MATERIAL FOR THE TASK
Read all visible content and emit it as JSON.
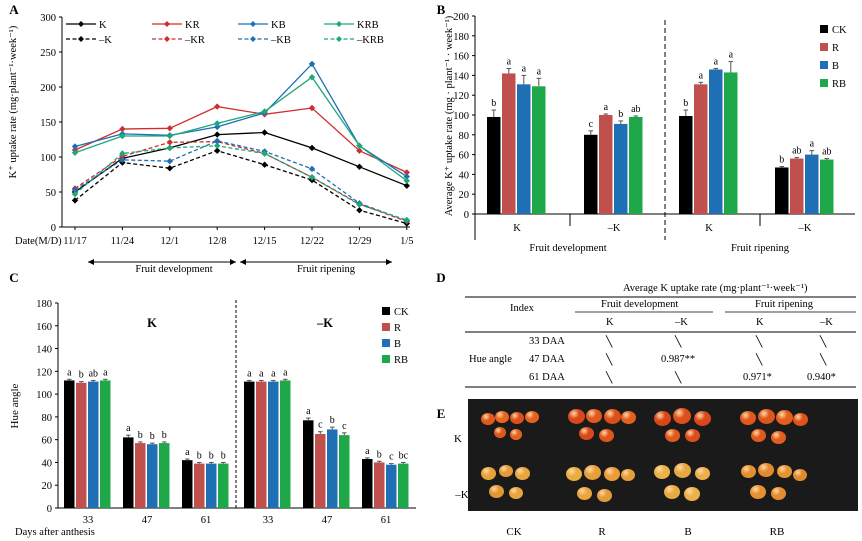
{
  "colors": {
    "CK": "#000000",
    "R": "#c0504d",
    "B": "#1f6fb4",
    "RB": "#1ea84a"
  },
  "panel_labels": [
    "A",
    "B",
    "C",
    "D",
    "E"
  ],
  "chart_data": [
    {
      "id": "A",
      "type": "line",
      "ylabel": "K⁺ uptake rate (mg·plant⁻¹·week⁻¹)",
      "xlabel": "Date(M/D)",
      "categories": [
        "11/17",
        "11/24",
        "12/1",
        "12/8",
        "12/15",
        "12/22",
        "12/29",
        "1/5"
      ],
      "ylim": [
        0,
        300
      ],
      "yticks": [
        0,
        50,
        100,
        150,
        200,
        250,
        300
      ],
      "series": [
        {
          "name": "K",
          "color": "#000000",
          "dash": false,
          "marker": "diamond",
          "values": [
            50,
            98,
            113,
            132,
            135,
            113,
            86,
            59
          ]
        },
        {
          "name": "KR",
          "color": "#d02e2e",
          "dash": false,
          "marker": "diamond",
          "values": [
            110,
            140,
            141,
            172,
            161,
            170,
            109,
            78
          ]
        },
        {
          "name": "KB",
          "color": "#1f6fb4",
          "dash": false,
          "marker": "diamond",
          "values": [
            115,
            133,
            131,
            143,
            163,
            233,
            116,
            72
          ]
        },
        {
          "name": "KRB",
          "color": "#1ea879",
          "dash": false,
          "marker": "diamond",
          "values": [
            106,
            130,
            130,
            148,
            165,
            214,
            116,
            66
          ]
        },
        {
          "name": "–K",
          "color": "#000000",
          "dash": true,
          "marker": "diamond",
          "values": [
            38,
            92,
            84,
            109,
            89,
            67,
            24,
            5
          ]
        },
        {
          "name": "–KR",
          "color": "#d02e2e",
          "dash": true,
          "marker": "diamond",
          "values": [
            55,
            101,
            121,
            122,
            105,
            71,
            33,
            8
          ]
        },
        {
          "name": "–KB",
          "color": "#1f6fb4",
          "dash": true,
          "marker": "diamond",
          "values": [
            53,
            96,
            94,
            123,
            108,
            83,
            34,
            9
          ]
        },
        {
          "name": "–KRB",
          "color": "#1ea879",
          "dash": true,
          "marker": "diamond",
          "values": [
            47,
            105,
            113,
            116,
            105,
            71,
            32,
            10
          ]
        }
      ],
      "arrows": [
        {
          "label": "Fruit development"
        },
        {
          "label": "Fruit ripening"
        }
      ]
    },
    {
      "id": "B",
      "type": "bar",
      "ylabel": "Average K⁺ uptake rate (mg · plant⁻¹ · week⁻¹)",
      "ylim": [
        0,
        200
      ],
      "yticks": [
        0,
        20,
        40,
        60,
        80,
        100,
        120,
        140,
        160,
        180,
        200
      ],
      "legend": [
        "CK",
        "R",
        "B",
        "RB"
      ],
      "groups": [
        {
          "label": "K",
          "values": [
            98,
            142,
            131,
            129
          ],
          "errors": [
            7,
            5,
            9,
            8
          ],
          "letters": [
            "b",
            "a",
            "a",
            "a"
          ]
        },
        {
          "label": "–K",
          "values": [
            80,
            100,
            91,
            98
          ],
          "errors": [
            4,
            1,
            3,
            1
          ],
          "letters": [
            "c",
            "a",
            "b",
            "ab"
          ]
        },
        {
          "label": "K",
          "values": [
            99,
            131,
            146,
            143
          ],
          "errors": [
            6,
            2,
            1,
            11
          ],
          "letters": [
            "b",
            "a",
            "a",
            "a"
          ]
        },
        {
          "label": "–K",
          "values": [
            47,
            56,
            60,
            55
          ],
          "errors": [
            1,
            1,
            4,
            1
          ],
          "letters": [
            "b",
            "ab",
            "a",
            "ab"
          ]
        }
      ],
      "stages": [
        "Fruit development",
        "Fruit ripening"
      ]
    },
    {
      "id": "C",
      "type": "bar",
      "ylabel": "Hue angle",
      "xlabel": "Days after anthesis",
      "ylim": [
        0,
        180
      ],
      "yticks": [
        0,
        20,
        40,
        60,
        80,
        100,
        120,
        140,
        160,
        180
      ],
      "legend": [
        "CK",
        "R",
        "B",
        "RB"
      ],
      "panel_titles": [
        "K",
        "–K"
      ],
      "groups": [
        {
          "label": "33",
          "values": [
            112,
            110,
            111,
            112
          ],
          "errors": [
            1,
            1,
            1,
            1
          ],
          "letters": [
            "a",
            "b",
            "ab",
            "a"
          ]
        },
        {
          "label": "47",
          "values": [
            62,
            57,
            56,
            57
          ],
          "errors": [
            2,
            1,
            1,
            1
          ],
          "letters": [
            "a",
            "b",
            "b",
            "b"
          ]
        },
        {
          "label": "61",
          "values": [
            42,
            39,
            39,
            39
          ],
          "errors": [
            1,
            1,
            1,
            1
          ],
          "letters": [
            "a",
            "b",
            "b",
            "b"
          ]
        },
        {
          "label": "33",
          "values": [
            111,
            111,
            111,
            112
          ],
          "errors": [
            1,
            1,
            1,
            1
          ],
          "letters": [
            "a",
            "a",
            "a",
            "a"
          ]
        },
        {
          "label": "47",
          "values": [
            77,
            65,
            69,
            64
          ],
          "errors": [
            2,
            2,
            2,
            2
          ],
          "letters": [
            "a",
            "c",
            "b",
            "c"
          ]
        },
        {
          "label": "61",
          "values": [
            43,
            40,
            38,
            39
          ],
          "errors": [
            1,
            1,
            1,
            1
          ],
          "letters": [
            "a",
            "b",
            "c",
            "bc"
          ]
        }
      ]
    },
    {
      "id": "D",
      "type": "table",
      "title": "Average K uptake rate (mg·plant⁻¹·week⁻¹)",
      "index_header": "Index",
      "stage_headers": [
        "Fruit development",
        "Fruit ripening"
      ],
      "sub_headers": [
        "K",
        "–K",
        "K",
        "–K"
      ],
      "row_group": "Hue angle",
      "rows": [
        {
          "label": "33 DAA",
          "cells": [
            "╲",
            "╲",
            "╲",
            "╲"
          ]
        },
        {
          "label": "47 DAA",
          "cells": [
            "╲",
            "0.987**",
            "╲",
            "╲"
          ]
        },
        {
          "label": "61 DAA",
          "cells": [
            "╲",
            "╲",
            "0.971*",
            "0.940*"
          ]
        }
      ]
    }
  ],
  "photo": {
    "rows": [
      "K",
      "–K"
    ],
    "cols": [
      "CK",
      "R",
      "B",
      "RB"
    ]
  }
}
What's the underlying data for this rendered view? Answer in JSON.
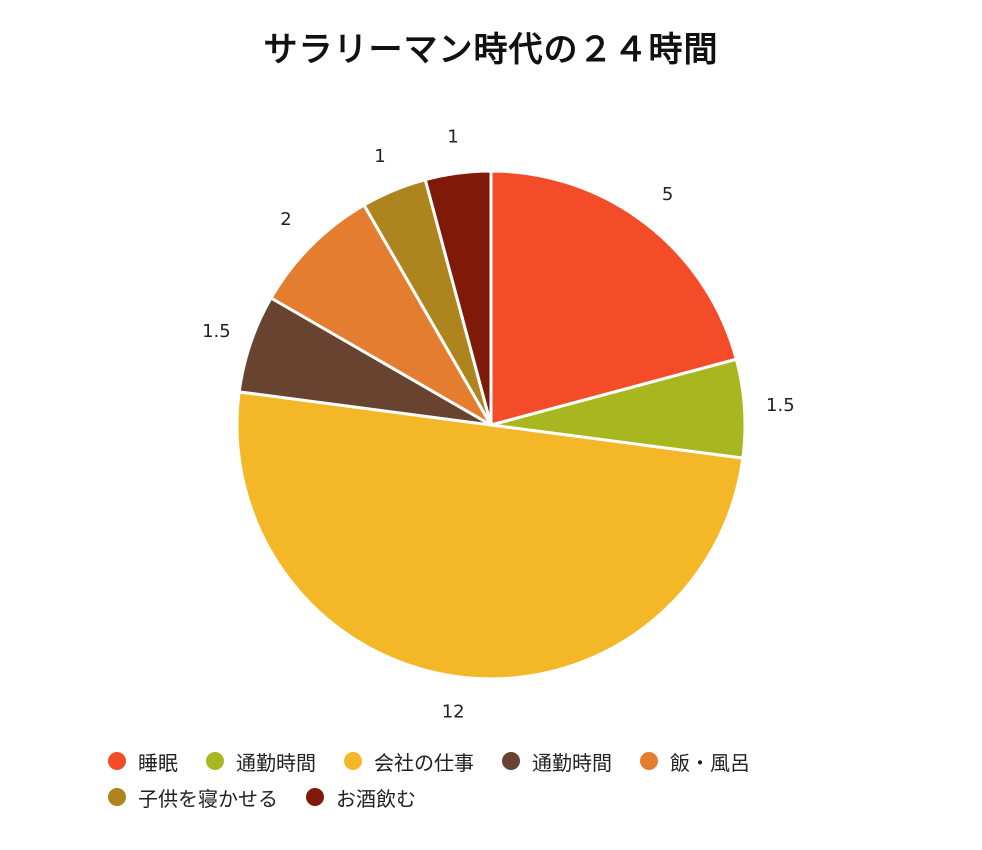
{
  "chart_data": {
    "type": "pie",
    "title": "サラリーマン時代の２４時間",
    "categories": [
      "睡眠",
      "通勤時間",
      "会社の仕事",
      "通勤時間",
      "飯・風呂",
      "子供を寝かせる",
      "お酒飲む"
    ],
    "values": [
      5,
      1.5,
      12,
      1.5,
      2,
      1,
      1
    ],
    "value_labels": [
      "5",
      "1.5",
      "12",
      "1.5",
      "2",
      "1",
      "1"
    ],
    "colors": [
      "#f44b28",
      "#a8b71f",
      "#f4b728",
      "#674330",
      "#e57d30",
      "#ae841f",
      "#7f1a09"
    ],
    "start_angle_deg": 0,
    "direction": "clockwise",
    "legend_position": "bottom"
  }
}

PROBLEM
An exact transcription of all the entries is required, without the pictures.

TASK ANSWER
Read all visible content and emit it as JSON.
{
  "colors": {
    "CK": "#000000",
    "R": "#c0504d",
    "B": "#1f6fb4",
    "RB": "#1ea84a"
  },
  "panel_labels": [
    "A",
    "B",
    "C",
    "D",
    "E"
  ],
  "chart_data": [
    {
      "id": "A",
      "type": "line",
      "ylabel": "K⁺ uptake rate (mg·plant⁻¹·week⁻¹)",
      "xlabel": "Date(M/D)",
      "categories": [
        "11/17",
        "11/24",
        "12/1",
        "12/8",
        "12/15",
        "12/22",
        "12/29",
        "1/5"
      ],
      "ylim": [
        0,
        300
      ],
      "yticks": [
        0,
        50,
        100,
        150,
        200,
        250,
        300
      ],
      "series": [
        {
          "name": "K",
          "color": "#000000",
          "dash": false,
          "marker": "diamond",
          "values": [
            50,
            98,
            113,
            132,
            135,
            113,
            86,
            59
          ]
        },
        {
          "name": "KR",
          "color": "#d02e2e",
          "dash": false,
          "marker": "diamond",
          "values": [
            110,
            140,
            141,
            172,
            161,
            170,
            109,
            78
          ]
        },
        {
          "name": "KB",
          "color": "#1f6fb4",
          "dash": false,
          "marker": "diamond",
          "values": [
            115,
            133,
            131,
            143,
            163,
            233,
            116,
            72
          ]
        },
        {
          "name": "KRB",
          "color": "#1ea879",
          "dash": false,
          "marker": "diamond",
          "values": [
            106,
            130,
            130,
            148,
            165,
            214,
            116,
            66
          ]
        },
        {
          "name": "–K",
          "color": "#000000",
          "dash": true,
          "marker": "diamond",
          "values": [
            38,
            92,
            84,
            109,
            89,
            67,
            24,
            5
          ]
        },
        {
          "name": "–KR",
          "color": "#d02e2e",
          "dash": true,
          "marker": "diamond",
          "values": [
            55,
            101,
            121,
            122,
            105,
            71,
            33,
            8
          ]
        },
        {
          "name": "–KB",
          "color": "#1f6fb4",
          "dash": true,
          "marker": "diamond",
          "values": [
            53,
            96,
            94,
            123,
            108,
            83,
            34,
            9
          ]
        },
        {
          "name": "–KRB",
          "color": "#1ea879",
          "dash": true,
          "marker": "diamond",
          "values": [
            47,
            105,
            113,
            116,
            105,
            71,
            32,
            10
          ]
        }
      ],
      "arrows": [
        {
          "label": "Fruit development"
        },
        {
          "label": "Fruit ripening"
        }
      ]
    },
    {
      "id": "B",
      "type": "bar",
      "ylabel": "Average K⁺ uptake rate (mg · plant⁻¹ · week⁻¹)",
      "ylim": [
        0,
        200
      ],
      "yticks": [
        0,
        20,
        40,
        60,
        80,
        100,
        120,
        140,
        160,
        180,
        200
      ],
      "legend": [
        "CK",
        "R",
        "B",
        "RB"
      ],
      "groups": [
        {
          "label": "K",
          "values": [
            98,
            142,
            131,
            129
          ],
          "errors": [
            7,
            5,
            9,
            8
          ],
          "letters": [
            "b",
            "a",
            "a",
            "a"
          ]
        },
        {
          "label": "–K",
          "values": [
            80,
            100,
            91,
            98
          ],
          "errors": [
            4,
            1,
            3,
            1
          ],
          "letters": [
            "c",
            "a",
            "b",
            "ab"
          ]
        },
        {
          "label": "K",
          "values": [
            99,
            131,
            146,
            143
          ],
          "errors": [
            6,
            2,
            1,
            11
          ],
          "letters": [
            "b",
            "a",
            "a",
            "a"
          ]
        },
        {
          "label": "–K",
          "values": [
            47,
            56,
            60,
            55
          ],
          "errors": [
            1,
            1,
            4,
            1
          ],
          "letters": [
            "b",
            "ab",
            "a",
            "ab"
          ]
        }
      ],
      "stages": [
        "Fruit development",
        "Fruit ripening"
      ]
    },
    {
      "id": "C",
      "type": "bar",
      "ylabel": "Hue angle",
      "xlabel": "Days after anthesis",
      "ylim": [
        0,
        180
      ],
      "yticks": [
        0,
        20,
        40,
        60,
        80,
        100,
        120,
        140,
        160,
        180
      ],
      "legend": [
        "CK",
        "R",
        "B",
        "RB"
      ],
      "panel_titles": [
        "K",
        "–K"
      ],
      "groups": [
        {
          "label": "33",
          "values": [
            112,
            110,
            111,
            112
          ],
          "errors": [
            1,
            1,
            1,
            1
          ],
          "letters": [
            "a",
            "b",
            "ab",
            "a"
          ]
        },
        {
          "label": "47",
          "values": [
            62,
            57,
            56,
            57
          ],
          "errors": [
            2,
            1,
            1,
            1
          ],
          "letters": [
            "a",
            "b",
            "b",
            "b"
          ]
        },
        {
          "label": "61",
          "values": [
            42,
            39,
            39,
            39
          ],
          "errors": [
            1,
            1,
            1,
            1
          ],
          "letters": [
            "a",
            "b",
            "b",
            "b"
          ]
        },
        {
          "label": "33",
          "values": [
            111,
            111,
            111,
            112
          ],
          "errors": [
            1,
            1,
            1,
            1
          ],
          "letters": [
            "a",
            "a",
            "a",
            "a"
          ]
        },
        {
          "label": "47",
          "values": [
            77,
            65,
            69,
            64
          ],
          "errors": [
            2,
            2,
            2,
            2
          ],
          "letters": [
            "a",
            "c",
            "b",
            "c"
          ]
        },
        {
          "label": "61",
          "values": [
            43,
            40,
            38,
            39
          ],
          "errors": [
            1,
            1,
            1,
            1
          ],
          "letters": [
            "a",
            "b",
            "c",
            "bc"
          ]
        }
      ]
    },
    {
      "id": "D",
      "type": "table",
      "title": "Average K uptake rate (mg·plant⁻¹·week⁻¹)",
      "index_header": "Index",
      "stage_headers": [
        "Fruit development",
        "Fruit ripening"
      ],
      "sub_headers": [
        "K",
        "–K",
        "K",
        "–K"
      ],
      "row_group": "Hue angle",
      "rows": [
        {
          "label": "33 DAA",
          "cells": [
            "╲",
            "╲",
            "╲",
            "╲"
          ]
        },
        {
          "label": "47 DAA",
          "cells": [
            "╲",
            "0.987**",
            "╲",
            "╲"
          ]
        },
        {
          "label": "61 DAA",
          "cells": [
            "╲",
            "╲",
            "0.971*",
            "0.940*"
          ]
        }
      ]
    }
  ],
  "photo": {
    "rows": [
      "K",
      "–K"
    ],
    "cols": [
      "CK",
      "R",
      "B",
      "RB"
    ]
  }
}
What's the underlying data for this rendered view? Answer in JSON.
{
  "chart_data": {
    "type": "pie",
    "title": "サラリーマン時代の２４時間",
    "categories": [
      "睡眠",
      "通勤時間",
      "会社の仕事",
      "通勤時間",
      "飯・風呂",
      "子供を寝かせる",
      "お酒飲む"
    ],
    "values": [
      5,
      1.5,
      12,
      1.5,
      2,
      1,
      1
    ],
    "value_labels": [
      "5",
      "1.5",
      "12",
      "1.5",
      "2",
      "1",
      "1"
    ],
    "colors": [
      "#f44b28",
      "#a8b71f",
      "#f4b728",
      "#674330",
      "#e57d30",
      "#ae841f",
      "#7f1a09"
    ],
    "start_angle_deg": 0,
    "direction": "clockwise",
    "legend_position": "bottom"
  }
}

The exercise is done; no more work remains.